> [Problem details]: Images are not part of the copy; transcribe all the data exactly.

> [Data supplied]:
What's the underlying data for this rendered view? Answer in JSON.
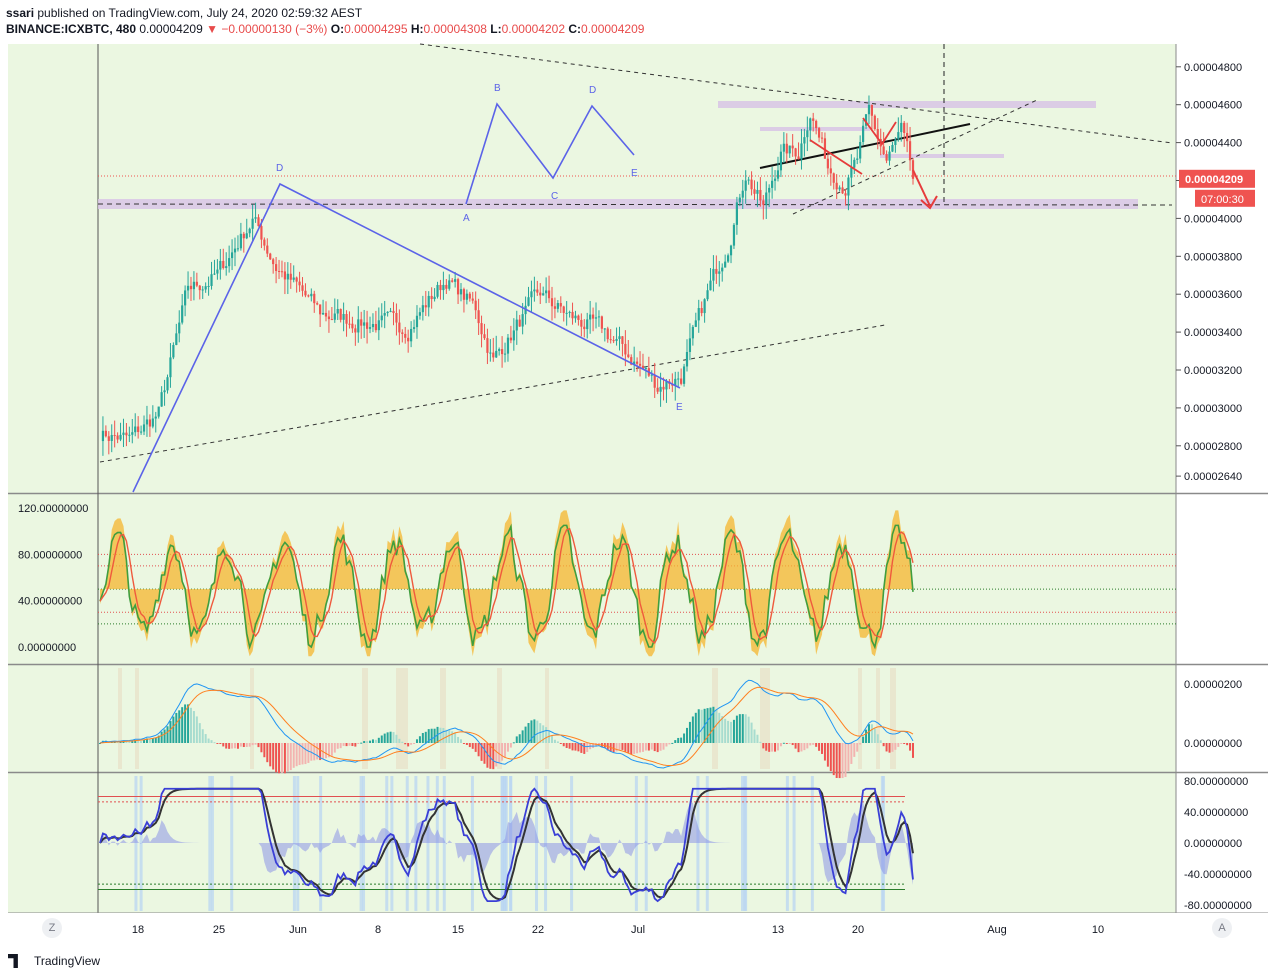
{
  "header": {
    "author": "ssari",
    "published_text": "published on TradingView.com, July 24, 2020 02:59:32 AEST",
    "symbol": "BINANCE:ICXBTC, 480",
    "last": "0.00004209",
    "change": "▼ −0.00000130 (−3%)",
    "o_label": "O:",
    "o": "0.00004295",
    "h_label": "H:",
    "h": "0.00004308",
    "l_label": "L:",
    "l": "0.00004202",
    "c_label": "C:",
    "c": "0.00004209"
  },
  "price_badge": {
    "value": "0.00004209",
    "countdown": "07:00:30"
  },
  "footer": {
    "brand": "TradingView",
    "left_button": "Z",
    "right_button": "A"
  },
  "colors": {
    "bg": "#ebf7e1",
    "up": "#26a69a",
    "down": "#ef5350",
    "pattern": "#5b63e8",
    "stoch_k": "#3f9e3f",
    "stoch_d": "#ef5a3d",
    "stoch_fill": "#f5b52e",
    "macd_fast": "#2196f3",
    "macd_slow": "#ff8020",
    "wt1": "#3a3fd6",
    "wt2": "#333333"
  },
  "chart_data": [
    {
      "type": "candlestick",
      "pane": "price",
      "x_ticks": [
        "18",
        "25",
        "Jun",
        "8",
        "15",
        "22",
        "Jul",
        "13",
        "20",
        "Aug",
        "10"
      ],
      "y_ticks": [
        "0.00004800",
        "0.00004600",
        "0.00004400",
        "0.00004200",
        "0.00004000",
        "0.00003800",
        "0.00003600",
        "0.00003400",
        "0.00003200",
        "0.00003000",
        "0.00002800",
        "0.00002640"
      ],
      "anchors": [
        {
          "t": 0,
          "v": 2.87e-05
        },
        {
          "t": 10,
          "v": 2.83e-05
        },
        {
          "t": 20,
          "v": 2.97e-05
        },
        {
          "t": 30,
          "v": 3.62e-05
        },
        {
          "t": 40,
          "v": 3.7e-05
        },
        {
          "t": 52,
          "v": 4e-05
        },
        {
          "t": 60,
          "v": 3.75e-05
        },
        {
          "t": 75,
          "v": 3.5e-05
        },
        {
          "t": 90,
          "v": 3.45e-05
        },
        {
          "t": 105,
          "v": 3.43e-05
        },
        {
          "t": 118,
          "v": 3.68e-05
        },
        {
          "t": 128,
          "v": 3.52e-05
        },
        {
          "t": 134,
          "v": 3.25e-05
        },
        {
          "t": 142,
          "v": 3.43e-05
        },
        {
          "t": 150,
          "v": 3.6e-05
        },
        {
          "t": 160,
          "v": 3.48e-05
        },
        {
          "t": 172,
          "v": 3.4e-05
        },
        {
          "t": 182,
          "v": 3.25e-05
        },
        {
          "t": 190,
          "v": 3.12e-05
        },
        {
          "t": 198,
          "v": 3.17e-05
        },
        {
          "t": 207,
          "v": 3.6e-05
        },
        {
          "t": 214,
          "v": 3.88e-05
        },
        {
          "t": 220,
          "v": 4.25e-05
        },
        {
          "t": 226,
          "v": 4.05e-05
        },
        {
          "t": 232,
          "v": 4.35e-05
        },
        {
          "t": 238,
          "v": 4.35e-05
        },
        {
          "t": 242,
          "v": 4.58e-05
        },
        {
          "t": 248,
          "v": 4.28e-05
        },
        {
          "t": 254,
          "v": 4.18e-05
        },
        {
          "t": 258,
          "v": 4.3e-05
        },
        {
          "t": 262,
          "v": 4.55e-05
        },
        {
          "t": 268,
          "v": 4.3e-05
        },
        {
          "t": 273,
          "v": 4.45e-05
        },
        {
          "t": 277,
          "v": 4.21e-05
        }
      ],
      "last_price": 4.209e-05,
      "wave_left": {
        "labels": [
          "D",
          "E"
        ]
      },
      "wave_right": {
        "labels": [
          "A",
          "B",
          "C",
          "D",
          "E"
        ]
      }
    },
    {
      "type": "line",
      "pane": "stochastic",
      "y_ticks": [
        "120.00000000",
        "80.00000000",
        "40.00000000",
        "0.00000000"
      ],
      "ylim": [
        -15,
        125
      ],
      "levels": [
        80,
        70,
        50,
        30,
        20
      ]
    },
    {
      "type": "line",
      "pane": "macd",
      "y_ticks": [
        "0.00000200",
        "0.00000000"
      ]
    },
    {
      "type": "line",
      "pane": "wavetrend",
      "y_ticks": [
        "80.00000000",
        "40.00000000",
        "0.00000000",
        "-40.00000000",
        "-80.00000000"
      ],
      "ylim": [
        -90,
        90
      ],
      "levels": [
        60,
        53,
        -53,
        -60
      ]
    }
  ]
}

> [Output of the task]:
What's the underlying data for this rendered view? Answer in JSON.
{
  "header": {
    "author": "ssari",
    "published_text": "published on TradingView.com, July 24, 2020 02:59:32 AEST",
    "symbol": "BINANCE:ICXBTC, 480",
    "last": "0.00004209",
    "change": "▼ −0.00000130 (−3%)",
    "o_label": "O:",
    "o": "0.00004295",
    "h_label": "H:",
    "h": "0.00004308",
    "l_label": "L:",
    "l": "0.00004202",
    "c_label": "C:",
    "c": "0.00004209"
  },
  "price_badge": {
    "value": "0.00004209",
    "countdown": "07:00:30"
  },
  "footer": {
    "brand": "TradingView",
    "left_button": "Z",
    "right_button": "A"
  },
  "colors": {
    "bg": "#ebf7e1",
    "up": "#26a69a",
    "down": "#ef5350",
    "pattern": "#5b63e8",
    "stoch_k": "#3f9e3f",
    "stoch_d": "#ef5a3d",
    "stoch_fill": "#f5b52e",
    "macd_fast": "#2196f3",
    "macd_slow": "#ff8020",
    "wt1": "#3a3fd6",
    "wt2": "#333333"
  },
  "chart_data": [
    {
      "type": "candlestick",
      "pane": "price",
      "x_ticks": [
        "18",
        "25",
        "Jun",
        "8",
        "15",
        "22",
        "Jul",
        "13",
        "20",
        "Aug",
        "10"
      ],
      "y_ticks": [
        "0.00004800",
        "0.00004600",
        "0.00004400",
        "0.00004200",
        "0.00004000",
        "0.00003800",
        "0.00003600",
        "0.00003400",
        "0.00003200",
        "0.00003000",
        "0.00002800",
        "0.00002640"
      ],
      "anchors": [
        {
          "t": 0,
          "v": 2.87e-05
        },
        {
          "t": 10,
          "v": 2.83e-05
        },
        {
          "t": 20,
          "v": 2.97e-05
        },
        {
          "t": 30,
          "v": 3.62e-05
        },
        {
          "t": 40,
          "v": 3.7e-05
        },
        {
          "t": 52,
          "v": 4e-05
        },
        {
          "t": 60,
          "v": 3.75e-05
        },
        {
          "t": 75,
          "v": 3.5e-05
        },
        {
          "t": 90,
          "v": 3.45e-05
        },
        {
          "t": 105,
          "v": 3.43e-05
        },
        {
          "t": 118,
          "v": 3.68e-05
        },
        {
          "t": 128,
          "v": 3.52e-05
        },
        {
          "t": 134,
          "v": 3.25e-05
        },
        {
          "t": 142,
          "v": 3.43e-05
        },
        {
          "t": 150,
          "v": 3.6e-05
        },
        {
          "t": 160,
          "v": 3.48e-05
        },
        {
          "t": 172,
          "v": 3.4e-05
        },
        {
          "t": 182,
          "v": 3.25e-05
        },
        {
          "t": 190,
          "v": 3.12e-05
        },
        {
          "t": 198,
          "v": 3.17e-05
        },
        {
          "t": 207,
          "v": 3.6e-05
        },
        {
          "t": 214,
          "v": 3.88e-05
        },
        {
          "t": 220,
          "v": 4.25e-05
        },
        {
          "t": 226,
          "v": 4.05e-05
        },
        {
          "t": 232,
          "v": 4.35e-05
        },
        {
          "t": 238,
          "v": 4.35e-05
        },
        {
          "t": 242,
          "v": 4.58e-05
        },
        {
          "t": 248,
          "v": 4.28e-05
        },
        {
          "t": 254,
          "v": 4.18e-05
        },
        {
          "t": 258,
          "v": 4.3e-05
        },
        {
          "t": 262,
          "v": 4.55e-05
        },
        {
          "t": 268,
          "v": 4.3e-05
        },
        {
          "t": 273,
          "v": 4.45e-05
        },
        {
          "t": 277,
          "v": 4.21e-05
        }
      ],
      "last_price": 4.209e-05,
      "wave_left": {
        "labels": [
          "D",
          "E"
        ]
      },
      "wave_right": {
        "labels": [
          "A",
          "B",
          "C",
          "D",
          "E"
        ]
      }
    },
    {
      "type": "line",
      "pane": "stochastic",
      "y_ticks": [
        "120.00000000",
        "80.00000000",
        "40.00000000",
        "0.00000000"
      ],
      "ylim": [
        -15,
        125
      ],
      "levels": [
        80,
        70,
        50,
        30,
        20
      ]
    },
    {
      "type": "line",
      "pane": "macd",
      "y_ticks": [
        "0.00000200",
        "0.00000000"
      ]
    },
    {
      "type": "line",
      "pane": "wavetrend",
      "y_ticks": [
        "80.00000000",
        "40.00000000",
        "0.00000000",
        "-40.00000000",
        "-80.00000000"
      ],
      "ylim": [
        -90,
        90
      ],
      "levels": [
        60,
        53,
        -53,
        -60
      ]
    }
  ]
}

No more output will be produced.